» What the task asks
Copy each line below that includes "foil".

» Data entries
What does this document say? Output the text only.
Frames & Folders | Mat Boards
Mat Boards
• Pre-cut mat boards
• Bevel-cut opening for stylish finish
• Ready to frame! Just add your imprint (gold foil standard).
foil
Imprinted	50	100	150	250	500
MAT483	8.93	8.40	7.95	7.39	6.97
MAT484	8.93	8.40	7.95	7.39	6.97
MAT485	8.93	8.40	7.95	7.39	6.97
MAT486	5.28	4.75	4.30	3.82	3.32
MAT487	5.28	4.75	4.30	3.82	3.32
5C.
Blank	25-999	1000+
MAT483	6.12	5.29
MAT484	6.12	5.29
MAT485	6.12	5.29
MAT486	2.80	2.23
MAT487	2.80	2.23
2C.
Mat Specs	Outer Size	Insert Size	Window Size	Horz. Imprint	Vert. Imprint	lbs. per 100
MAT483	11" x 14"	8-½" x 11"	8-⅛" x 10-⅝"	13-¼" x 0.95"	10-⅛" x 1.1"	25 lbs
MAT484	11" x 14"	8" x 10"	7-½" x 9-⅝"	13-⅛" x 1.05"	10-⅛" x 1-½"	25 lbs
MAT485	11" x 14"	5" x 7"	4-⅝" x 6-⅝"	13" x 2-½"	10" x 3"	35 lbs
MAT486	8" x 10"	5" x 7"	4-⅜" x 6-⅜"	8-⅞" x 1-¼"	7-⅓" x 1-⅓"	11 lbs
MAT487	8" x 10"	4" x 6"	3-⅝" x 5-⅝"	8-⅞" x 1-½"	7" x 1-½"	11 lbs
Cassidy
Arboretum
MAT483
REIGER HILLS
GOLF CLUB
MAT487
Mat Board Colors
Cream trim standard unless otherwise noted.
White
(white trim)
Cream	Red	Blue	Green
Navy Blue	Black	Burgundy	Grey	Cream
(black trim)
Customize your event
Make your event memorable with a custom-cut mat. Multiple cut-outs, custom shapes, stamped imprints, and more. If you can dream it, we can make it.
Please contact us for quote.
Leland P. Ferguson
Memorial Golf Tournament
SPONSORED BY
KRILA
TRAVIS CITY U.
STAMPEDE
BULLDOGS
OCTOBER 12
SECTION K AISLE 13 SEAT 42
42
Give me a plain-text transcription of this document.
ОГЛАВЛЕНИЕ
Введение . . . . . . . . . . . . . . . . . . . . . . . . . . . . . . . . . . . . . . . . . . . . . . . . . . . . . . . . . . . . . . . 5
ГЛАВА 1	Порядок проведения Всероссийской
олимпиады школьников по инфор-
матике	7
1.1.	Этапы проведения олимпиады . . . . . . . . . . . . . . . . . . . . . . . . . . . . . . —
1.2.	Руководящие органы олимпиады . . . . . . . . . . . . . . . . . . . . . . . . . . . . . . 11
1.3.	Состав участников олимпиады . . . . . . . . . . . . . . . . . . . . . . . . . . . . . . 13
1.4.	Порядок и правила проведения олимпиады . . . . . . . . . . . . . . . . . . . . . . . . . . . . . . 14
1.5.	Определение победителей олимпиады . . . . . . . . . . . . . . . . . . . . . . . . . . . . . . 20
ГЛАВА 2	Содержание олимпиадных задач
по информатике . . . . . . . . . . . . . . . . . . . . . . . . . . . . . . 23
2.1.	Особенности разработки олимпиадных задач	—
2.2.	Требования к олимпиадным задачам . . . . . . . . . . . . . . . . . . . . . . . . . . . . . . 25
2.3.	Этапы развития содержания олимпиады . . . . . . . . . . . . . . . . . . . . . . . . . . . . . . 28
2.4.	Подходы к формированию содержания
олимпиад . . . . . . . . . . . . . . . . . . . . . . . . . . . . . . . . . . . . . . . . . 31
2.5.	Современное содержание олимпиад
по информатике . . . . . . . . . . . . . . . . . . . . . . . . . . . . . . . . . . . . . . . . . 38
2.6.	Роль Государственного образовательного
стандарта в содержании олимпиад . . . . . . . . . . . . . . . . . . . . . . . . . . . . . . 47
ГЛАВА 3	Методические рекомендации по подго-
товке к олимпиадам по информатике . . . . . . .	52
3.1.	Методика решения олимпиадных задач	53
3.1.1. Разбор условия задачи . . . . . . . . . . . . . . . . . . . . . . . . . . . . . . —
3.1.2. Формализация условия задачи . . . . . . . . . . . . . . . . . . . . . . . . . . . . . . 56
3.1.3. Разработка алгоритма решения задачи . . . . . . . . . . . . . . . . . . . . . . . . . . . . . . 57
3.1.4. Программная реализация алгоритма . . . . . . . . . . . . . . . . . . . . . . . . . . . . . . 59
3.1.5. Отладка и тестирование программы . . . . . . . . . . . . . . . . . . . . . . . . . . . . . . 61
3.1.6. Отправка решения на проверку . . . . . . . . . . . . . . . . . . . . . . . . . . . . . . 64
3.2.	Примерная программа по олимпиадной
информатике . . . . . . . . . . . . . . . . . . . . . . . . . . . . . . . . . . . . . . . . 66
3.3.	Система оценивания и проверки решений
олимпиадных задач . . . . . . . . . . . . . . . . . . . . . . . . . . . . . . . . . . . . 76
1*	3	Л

» Correct response
• Ready to frame! Just add your imprint (gold foil standard).
foil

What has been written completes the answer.